[Text section — start]

The efficient approach would be to solve this on the physical layer (you're describing the link layer mostly). Apparently, there is a wireless symbol indicating the start-of-byte already (within the hardware codec or a library you're using) so you don't have to worry about byte alignment. If the physical layer could additionally supply a start-of-frame indication/symbol, that would be an efficient solution.

If you're stuck with the inherently byte-sized channel without extra symbols you need to encode the start-of-frame using that. Basically, you need to use a sequence that doesn't appear as user data. This can be a special bit combination (as you've suggested) or a byte sequence. You need to analyze the data you're expecting (and allowing) as user data to find a sequence that doesn't create too much overhead. If you're transmitting 7-bit data all of the time the HSB flag is a good choice. If you need 8 bit width it'll create 12.5% overhead which is not small.

[Text section — finish]

**Task 1**:
Translate this sentence from the text on frame marking into Spanish: "Basically, you need to use a sequence that doesn't appear as user data."
**Task 2**:
Write the next part of the explanation about marking the start of a frame on a byte channel, picking up after its last sentence.
The records have no connection to the text on frame marking.

[Listed entries — start]

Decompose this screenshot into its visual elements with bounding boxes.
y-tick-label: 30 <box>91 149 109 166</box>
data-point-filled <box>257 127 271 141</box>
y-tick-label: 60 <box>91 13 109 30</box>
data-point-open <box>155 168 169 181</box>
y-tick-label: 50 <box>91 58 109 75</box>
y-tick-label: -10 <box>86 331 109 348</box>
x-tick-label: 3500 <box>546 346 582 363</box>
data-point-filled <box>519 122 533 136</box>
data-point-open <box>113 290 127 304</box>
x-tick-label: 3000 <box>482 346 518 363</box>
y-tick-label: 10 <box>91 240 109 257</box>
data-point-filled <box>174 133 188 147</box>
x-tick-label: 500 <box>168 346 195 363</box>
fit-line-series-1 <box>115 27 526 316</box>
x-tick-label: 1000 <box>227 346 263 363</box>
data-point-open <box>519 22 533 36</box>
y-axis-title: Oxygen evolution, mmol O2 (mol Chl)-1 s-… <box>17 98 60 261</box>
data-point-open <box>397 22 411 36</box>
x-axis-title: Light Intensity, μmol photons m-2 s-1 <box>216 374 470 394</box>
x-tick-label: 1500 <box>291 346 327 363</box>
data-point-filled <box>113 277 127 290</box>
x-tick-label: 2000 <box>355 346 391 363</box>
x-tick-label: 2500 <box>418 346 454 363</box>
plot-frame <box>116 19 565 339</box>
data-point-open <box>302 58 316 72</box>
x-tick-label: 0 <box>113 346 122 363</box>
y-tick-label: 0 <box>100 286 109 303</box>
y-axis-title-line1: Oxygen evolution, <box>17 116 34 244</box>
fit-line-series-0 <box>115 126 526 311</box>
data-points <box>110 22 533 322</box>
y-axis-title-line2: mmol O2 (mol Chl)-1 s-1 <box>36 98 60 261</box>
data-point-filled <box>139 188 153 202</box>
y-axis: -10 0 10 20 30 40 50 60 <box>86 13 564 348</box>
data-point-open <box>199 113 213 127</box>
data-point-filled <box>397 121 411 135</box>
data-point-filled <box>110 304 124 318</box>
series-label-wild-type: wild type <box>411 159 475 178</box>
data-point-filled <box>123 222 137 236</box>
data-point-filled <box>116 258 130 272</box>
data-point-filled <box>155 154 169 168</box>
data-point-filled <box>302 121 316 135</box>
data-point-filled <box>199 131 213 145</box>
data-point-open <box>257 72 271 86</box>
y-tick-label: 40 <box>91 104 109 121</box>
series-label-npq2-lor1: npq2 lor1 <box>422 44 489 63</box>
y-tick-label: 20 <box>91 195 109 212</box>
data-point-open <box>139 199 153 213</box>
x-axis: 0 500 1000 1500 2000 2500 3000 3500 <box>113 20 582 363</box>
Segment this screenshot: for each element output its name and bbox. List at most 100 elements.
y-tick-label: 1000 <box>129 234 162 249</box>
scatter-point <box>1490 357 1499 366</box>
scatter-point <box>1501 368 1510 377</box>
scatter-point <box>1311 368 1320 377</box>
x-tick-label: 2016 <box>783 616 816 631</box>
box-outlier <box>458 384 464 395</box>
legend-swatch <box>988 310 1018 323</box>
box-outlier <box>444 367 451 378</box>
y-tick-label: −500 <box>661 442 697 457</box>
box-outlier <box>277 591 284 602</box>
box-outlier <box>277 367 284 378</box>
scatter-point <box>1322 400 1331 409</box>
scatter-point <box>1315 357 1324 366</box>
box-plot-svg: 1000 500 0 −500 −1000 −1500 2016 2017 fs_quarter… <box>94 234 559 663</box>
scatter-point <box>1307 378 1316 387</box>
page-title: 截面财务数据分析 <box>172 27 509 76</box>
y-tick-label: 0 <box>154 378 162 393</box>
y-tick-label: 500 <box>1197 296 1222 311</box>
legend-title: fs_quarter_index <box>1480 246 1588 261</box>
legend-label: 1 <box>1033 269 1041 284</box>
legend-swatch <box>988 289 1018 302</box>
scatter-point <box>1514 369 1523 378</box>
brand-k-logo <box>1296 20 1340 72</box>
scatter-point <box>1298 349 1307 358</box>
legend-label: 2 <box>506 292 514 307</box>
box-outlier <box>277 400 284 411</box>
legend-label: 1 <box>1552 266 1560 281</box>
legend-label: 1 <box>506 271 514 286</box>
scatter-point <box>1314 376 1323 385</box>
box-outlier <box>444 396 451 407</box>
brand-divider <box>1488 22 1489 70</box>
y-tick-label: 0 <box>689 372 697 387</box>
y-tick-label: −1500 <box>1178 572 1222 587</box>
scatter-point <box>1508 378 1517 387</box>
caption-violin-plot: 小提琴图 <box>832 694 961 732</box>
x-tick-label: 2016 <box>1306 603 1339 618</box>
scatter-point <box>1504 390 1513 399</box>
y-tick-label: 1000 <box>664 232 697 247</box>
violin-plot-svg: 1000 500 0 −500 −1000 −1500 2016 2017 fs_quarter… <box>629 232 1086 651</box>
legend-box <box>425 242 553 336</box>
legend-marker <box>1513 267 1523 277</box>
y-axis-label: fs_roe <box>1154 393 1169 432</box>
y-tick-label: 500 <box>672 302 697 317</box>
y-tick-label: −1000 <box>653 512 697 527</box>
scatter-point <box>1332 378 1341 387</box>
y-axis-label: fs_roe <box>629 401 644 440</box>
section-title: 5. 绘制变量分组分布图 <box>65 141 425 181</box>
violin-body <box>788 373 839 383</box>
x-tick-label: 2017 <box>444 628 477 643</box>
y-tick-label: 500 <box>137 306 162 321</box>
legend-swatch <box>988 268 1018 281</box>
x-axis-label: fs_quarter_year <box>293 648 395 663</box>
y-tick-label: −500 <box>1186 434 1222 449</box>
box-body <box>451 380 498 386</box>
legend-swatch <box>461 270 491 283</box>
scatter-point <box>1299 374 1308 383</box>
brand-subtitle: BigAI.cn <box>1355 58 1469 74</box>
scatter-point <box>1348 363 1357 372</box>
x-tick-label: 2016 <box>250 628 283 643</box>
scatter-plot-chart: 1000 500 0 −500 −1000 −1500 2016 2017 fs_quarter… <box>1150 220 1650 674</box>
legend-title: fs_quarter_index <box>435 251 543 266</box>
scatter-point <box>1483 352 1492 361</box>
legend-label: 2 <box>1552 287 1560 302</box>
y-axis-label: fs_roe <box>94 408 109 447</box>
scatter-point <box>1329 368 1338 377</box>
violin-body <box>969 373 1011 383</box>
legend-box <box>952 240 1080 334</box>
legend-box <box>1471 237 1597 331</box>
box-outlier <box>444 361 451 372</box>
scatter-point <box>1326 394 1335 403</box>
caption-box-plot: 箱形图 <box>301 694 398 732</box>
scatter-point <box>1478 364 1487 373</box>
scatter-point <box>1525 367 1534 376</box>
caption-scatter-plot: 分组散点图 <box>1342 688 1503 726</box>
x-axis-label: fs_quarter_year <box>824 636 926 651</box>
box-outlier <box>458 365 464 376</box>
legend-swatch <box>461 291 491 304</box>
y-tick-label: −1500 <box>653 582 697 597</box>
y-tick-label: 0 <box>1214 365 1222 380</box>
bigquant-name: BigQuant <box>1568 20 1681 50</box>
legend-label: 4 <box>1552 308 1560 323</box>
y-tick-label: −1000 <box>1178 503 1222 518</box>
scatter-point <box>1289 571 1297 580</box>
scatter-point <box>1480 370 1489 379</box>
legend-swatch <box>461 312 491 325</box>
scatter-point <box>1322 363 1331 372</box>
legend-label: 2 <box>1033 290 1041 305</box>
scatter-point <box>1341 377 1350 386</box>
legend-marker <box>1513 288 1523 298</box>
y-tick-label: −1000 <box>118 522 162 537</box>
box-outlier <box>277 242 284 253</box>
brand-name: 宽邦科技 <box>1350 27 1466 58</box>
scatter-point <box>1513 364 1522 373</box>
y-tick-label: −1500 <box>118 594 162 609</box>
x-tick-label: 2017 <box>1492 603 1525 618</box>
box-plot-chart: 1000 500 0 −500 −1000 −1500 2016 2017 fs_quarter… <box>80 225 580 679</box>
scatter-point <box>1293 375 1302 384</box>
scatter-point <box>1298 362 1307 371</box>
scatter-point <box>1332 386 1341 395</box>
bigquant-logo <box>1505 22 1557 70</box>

[Listed entries — finish]

**Written reply 1**:
Básicamente, necesitas usar una secuencia que no aparezca como datos de usuario.

**Written reply 2**:
You might be better off using a special byte as start-of-frame that doesn't exist in user data or is very rare. The same byte in user data would then have to be escaped in a way that provides easy decoding in the case of an intact frame and gets detected in the case of a partial frame.

Depending on your performance requirements, you might need to increase the frame size and CRC size to make this feasible. With a larger frame size, you could use a proper header with user data length indication, solving the escape problem.

Using SLIP as has been proposed will require some extension to SLIP which doesn't handle partial frames and lost bytes very well.